PROBLEM TO WORK ON: Please rename "legend-label" to "key-label" throughout the items below, leaving every other part of each line unchanged.

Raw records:
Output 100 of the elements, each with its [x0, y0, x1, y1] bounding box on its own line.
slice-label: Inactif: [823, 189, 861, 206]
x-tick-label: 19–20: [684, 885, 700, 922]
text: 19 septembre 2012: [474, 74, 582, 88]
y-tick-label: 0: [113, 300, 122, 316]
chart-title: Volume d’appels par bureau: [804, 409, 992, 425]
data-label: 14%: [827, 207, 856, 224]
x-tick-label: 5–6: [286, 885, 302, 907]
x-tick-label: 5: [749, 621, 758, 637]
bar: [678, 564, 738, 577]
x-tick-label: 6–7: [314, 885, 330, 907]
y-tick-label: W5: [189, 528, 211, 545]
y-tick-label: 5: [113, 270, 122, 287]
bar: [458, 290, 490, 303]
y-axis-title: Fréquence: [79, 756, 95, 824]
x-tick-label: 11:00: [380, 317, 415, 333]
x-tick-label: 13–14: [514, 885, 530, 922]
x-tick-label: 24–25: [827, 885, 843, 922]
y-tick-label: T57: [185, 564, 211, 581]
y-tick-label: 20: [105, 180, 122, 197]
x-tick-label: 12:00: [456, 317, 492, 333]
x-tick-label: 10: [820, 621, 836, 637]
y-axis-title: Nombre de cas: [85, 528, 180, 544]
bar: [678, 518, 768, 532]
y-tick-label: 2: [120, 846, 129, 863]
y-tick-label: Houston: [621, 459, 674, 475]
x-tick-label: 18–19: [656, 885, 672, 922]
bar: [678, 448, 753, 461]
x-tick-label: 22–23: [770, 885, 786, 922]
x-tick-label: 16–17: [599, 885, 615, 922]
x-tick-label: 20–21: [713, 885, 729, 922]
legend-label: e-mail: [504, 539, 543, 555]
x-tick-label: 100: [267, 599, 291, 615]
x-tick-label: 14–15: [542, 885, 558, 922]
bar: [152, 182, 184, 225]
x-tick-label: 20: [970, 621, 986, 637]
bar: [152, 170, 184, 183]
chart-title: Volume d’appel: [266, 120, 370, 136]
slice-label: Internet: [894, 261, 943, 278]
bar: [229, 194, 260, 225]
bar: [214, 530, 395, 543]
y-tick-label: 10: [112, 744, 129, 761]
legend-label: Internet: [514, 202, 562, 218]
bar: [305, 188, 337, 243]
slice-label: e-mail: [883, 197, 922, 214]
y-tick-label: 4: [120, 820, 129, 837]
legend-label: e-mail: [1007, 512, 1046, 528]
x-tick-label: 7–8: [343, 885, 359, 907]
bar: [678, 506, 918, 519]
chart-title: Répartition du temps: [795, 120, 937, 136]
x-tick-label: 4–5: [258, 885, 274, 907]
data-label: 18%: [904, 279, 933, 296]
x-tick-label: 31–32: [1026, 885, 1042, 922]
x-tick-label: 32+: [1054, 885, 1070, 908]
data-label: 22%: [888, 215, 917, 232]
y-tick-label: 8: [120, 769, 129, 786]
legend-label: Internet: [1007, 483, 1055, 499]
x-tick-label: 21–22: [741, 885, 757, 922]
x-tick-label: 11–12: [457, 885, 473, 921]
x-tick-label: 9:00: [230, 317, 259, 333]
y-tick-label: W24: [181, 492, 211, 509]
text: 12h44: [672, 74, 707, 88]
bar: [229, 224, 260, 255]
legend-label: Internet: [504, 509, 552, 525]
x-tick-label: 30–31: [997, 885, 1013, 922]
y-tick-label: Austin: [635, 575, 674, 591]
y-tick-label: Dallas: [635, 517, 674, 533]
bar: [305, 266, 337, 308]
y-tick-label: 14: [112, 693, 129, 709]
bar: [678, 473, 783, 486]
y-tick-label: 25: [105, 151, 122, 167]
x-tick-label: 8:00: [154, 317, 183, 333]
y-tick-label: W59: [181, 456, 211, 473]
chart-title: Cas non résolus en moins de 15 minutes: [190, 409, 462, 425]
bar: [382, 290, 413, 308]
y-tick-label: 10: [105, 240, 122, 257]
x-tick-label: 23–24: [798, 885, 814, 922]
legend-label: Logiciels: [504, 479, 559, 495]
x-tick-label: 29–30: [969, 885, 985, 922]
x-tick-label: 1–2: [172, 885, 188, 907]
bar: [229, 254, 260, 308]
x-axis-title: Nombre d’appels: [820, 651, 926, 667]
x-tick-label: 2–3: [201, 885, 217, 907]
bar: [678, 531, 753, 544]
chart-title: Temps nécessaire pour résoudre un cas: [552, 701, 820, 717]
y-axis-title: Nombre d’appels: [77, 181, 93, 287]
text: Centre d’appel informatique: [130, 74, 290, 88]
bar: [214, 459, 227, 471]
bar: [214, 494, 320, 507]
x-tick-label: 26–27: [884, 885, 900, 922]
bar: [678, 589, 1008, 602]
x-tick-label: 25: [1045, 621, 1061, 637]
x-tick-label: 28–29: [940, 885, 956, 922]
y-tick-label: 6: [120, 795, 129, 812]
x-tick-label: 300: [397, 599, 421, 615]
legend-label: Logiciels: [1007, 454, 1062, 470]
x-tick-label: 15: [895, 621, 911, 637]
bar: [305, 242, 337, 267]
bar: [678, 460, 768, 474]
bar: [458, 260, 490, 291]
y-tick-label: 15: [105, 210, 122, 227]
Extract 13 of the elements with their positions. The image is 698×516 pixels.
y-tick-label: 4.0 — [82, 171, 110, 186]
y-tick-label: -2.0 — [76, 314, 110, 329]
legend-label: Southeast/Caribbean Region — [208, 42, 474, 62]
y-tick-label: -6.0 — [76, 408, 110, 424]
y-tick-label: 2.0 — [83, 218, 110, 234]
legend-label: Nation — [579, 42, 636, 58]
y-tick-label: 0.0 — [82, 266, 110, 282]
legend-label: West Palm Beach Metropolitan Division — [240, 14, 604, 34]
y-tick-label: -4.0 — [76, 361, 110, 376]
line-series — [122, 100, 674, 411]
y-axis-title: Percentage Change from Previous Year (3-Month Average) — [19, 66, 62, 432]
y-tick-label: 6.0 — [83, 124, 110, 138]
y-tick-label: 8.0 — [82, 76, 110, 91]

REPLY TO THE TASK:
Output 100 of the elements, each with its [x0, y0, x1, y1] bounding box on its own line.
slice-label: Inactif: [823, 189, 861, 206]
x-tick-label: 19–20: [684, 885, 700, 922]
text: 19 septembre 2012: [474, 74, 582, 88]
y-tick-label: 0: [113, 300, 122, 316]
chart-title: Volume d’appels par bureau: [804, 409, 992, 425]
data-label: 14%: [827, 207, 856, 224]
x-tick-label: 5–6: [286, 885, 302, 907]
x-tick-label: 5: [749, 621, 758, 637]
bar: [678, 564, 738, 577]
x-tick-label: 6–7: [314, 885, 330, 907]
y-tick-label: W5: [189, 528, 211, 545]
y-tick-label: 5: [113, 270, 122, 287]
bar: [458, 290, 490, 303]
y-axis-title: Fréquence: [79, 756, 95, 824]
x-tick-label: 11:00: [380, 317, 415, 333]
x-tick-label: 13–14: [514, 885, 530, 922]
x-tick-label: 24–25: [827, 885, 843, 922]
y-tick-label: T57: [185, 564, 211, 581]
y-tick-label: 20: [105, 180, 122, 197]
x-tick-label: 12:00: [456, 317, 492, 333]
x-tick-label: 10: [820, 621, 836, 637]
y-axis-title: Nombre de cas: [85, 528, 180, 544]
bar: [678, 518, 768, 532]
y-tick-label: 2: [120, 846, 129, 863]
y-tick-label: Houston: [621, 459, 674, 475]
x-tick-label: 18–19: [656, 885, 672, 922]
bar: [678, 448, 753, 461]
x-tick-label: 22–23: [770, 885, 786, 922]
x-tick-label: 16–17: [599, 885, 615, 922]
x-tick-label: 20–21: [713, 885, 729, 922]
key-label: e-mail: [504, 539, 543, 555]
x-tick-label: 100: [267, 599, 291, 615]
x-tick-label: 14–15: [542, 885, 558, 922]
bar: [152, 182, 184, 225]
x-tick-label: 20: [970, 621, 986, 637]
bar: [152, 170, 184, 183]
chart-title: Volume d’appel: [266, 120, 370, 136]
slice-label: Internet: [894, 261, 943, 278]
bar: [229, 194, 260, 225]
bar: [214, 530, 395, 543]
y-tick-label: 10: [112, 744, 129, 761]
key-label: Internet: [514, 202, 562, 218]
bar: [305, 188, 337, 243]
slice-label: e-mail: [883, 197, 922, 214]
y-tick-label: 4: [120, 820, 129, 837]
key-label: e-mail: [1007, 512, 1046, 528]
x-tick-label: 7–8: [343, 885, 359, 907]
bar: [678, 506, 918, 519]
chart-title: Répartition du temps: [795, 120, 937, 136]
x-tick-label: 4–5: [258, 885, 274, 907]
data-label: 18%: [904, 279, 933, 296]
x-tick-label: 31–32: [1026, 885, 1042, 922]
x-tick-label: 32+: [1054, 885, 1070, 908]
data-label: 22%: [888, 215, 917, 232]
y-tick-label: 8: [120, 769, 129, 786]
key-label: Internet: [1007, 483, 1055, 499]
x-tick-label: 21–22: [741, 885, 757, 922]
x-tick-label: 11–12: [457, 885, 473, 921]
x-tick-label: 9:00: [230, 317, 259, 333]
y-tick-label: W24: [181, 492, 211, 509]
text: 12h44: [672, 74, 707, 88]
bar: [229, 224, 260, 255]
key-label: Internet: [504, 509, 552, 525]
x-tick-label: 30–31: [997, 885, 1013, 922]
y-tick-label: Austin: [635, 575, 674, 591]
y-tick-label: Dallas: [635, 517, 674, 533]
bar: [305, 266, 337, 308]
y-tick-label: 14: [112, 693, 129, 709]
bar: [678, 473, 783, 486]
y-tick-label: 25: [105, 151, 122, 167]
x-tick-label: 8:00: [154, 317, 183, 333]
y-tick-label: W59: [181, 456, 211, 473]
chart-title: Cas non résolus en moins de 15 minutes: [190, 409, 462, 425]
bar: [382, 290, 413, 308]
y-tick-label: 10: [105, 240, 122, 257]
x-tick-label: 23–24: [798, 885, 814, 922]
key-label: Logiciels: [504, 479, 559, 495]
x-tick-label: 29–30: [969, 885, 985, 922]
x-tick-label: 1–2: [172, 885, 188, 907]
bar: [229, 254, 260, 308]
x-axis-title: Nombre d’appels: [820, 651, 926, 667]
x-tick-label: 2–3: [201, 885, 217, 907]
bar: [678, 531, 753, 544]
chart-title: Temps nécessaire pour résoudre un cas: [552, 701, 820, 717]
y-axis-title: Nombre d’appels: [77, 181, 93, 287]
text: Centre d’appel informatique: [130, 74, 290, 88]
bar: [214, 459, 227, 471]
bar: [214, 494, 320, 507]
x-tick-label: 26–27: [884, 885, 900, 922]
bar: [678, 589, 1008, 602]
x-tick-label: 25: [1045, 621, 1061, 637]
x-tick-label: 28–29: [940, 885, 956, 922]
y-tick-label: 6: [120, 795, 129, 812]
x-tick-label: 300: [397, 599, 421, 615]
key-label: Logiciels: [1007, 454, 1062, 470]
x-tick-label: 15: [895, 621, 911, 637]
bar: [305, 242, 337, 267]
bar: [678, 460, 768, 474]
bar: [458, 260, 490, 291]
y-tick-label: 15: [105, 210, 122, 227]
Extract 13 of the elements with their positions. The image is 698×516 pixels.
y-tick-label: 4.0 — [82, 171, 110, 186]
y-tick-label: -2.0 — [76, 314, 110, 329]
key-label: Southeast/Caribbean Region — [208, 42, 474, 62]
y-tick-label: -6.0 — [76, 408, 110, 424]
y-tick-label: 2.0 — [83, 218, 110, 234]
key-label: Nation — [579, 42, 636, 58]
y-tick-label: 0.0 — [82, 266, 110, 282]
key-label: West Palm Beach Metropolitan Division — [240, 14, 604, 34]
y-tick-label: -4.0 — [76, 361, 110, 376]
line-series — [122, 100, 674, 411]
y-axis-title: Percentage Change from Previous Year (3-Month Average) — [19, 66, 62, 432]
y-tick-label: 6.0 — [83, 124, 110, 138]
y-tick-label: 8.0 — [82, 76, 110, 91]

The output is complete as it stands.